▶ **GIVEN TASK**: Below are the records. List every line holding the word "value".
★ ★ ★
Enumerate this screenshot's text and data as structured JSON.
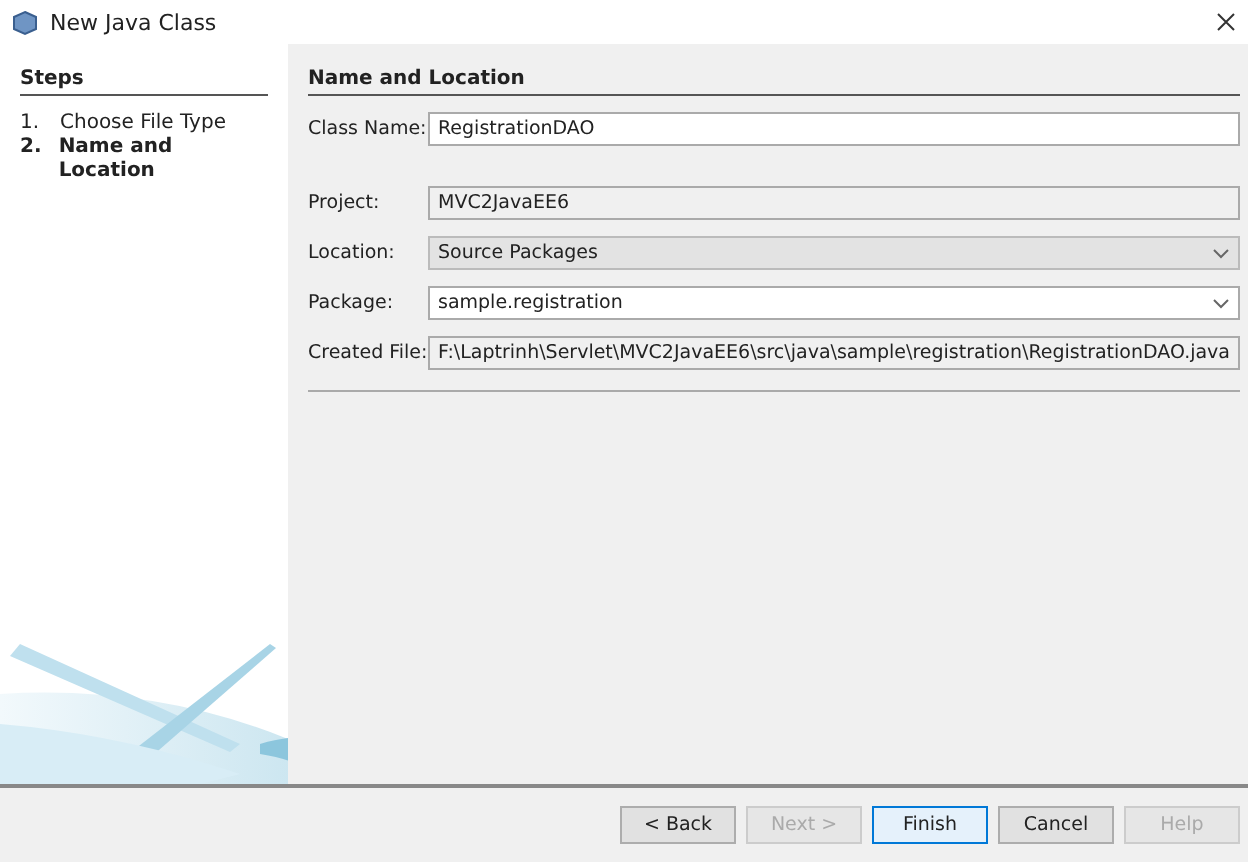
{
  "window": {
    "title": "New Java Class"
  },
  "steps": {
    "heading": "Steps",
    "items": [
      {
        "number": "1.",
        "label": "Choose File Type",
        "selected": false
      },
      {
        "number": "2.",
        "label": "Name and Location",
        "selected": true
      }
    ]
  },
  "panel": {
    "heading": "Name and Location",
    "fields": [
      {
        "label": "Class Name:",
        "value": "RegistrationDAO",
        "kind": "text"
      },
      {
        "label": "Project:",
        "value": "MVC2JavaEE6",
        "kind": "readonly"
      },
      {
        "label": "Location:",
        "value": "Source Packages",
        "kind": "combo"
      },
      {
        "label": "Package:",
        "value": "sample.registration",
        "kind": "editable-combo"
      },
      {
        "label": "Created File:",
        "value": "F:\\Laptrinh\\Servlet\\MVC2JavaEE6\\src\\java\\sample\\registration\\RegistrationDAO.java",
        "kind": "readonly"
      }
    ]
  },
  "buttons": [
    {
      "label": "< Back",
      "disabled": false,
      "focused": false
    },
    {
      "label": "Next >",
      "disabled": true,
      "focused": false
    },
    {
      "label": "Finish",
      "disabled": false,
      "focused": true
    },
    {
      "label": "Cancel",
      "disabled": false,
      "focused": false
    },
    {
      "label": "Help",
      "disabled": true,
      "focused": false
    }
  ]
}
★ ★ ★
▶ **WRITTEN ANSWER**:
        "value": "RegistrationDAO",
        "value": "MVC2JavaEE6",
        "value": "Source Packages",
        "value": "sample.registration",
        "value": "F:\\Laptrinh\\Servlet\\MVC2JavaEE6\\src\\java\\sample\\registration\\RegistrationDAO.java",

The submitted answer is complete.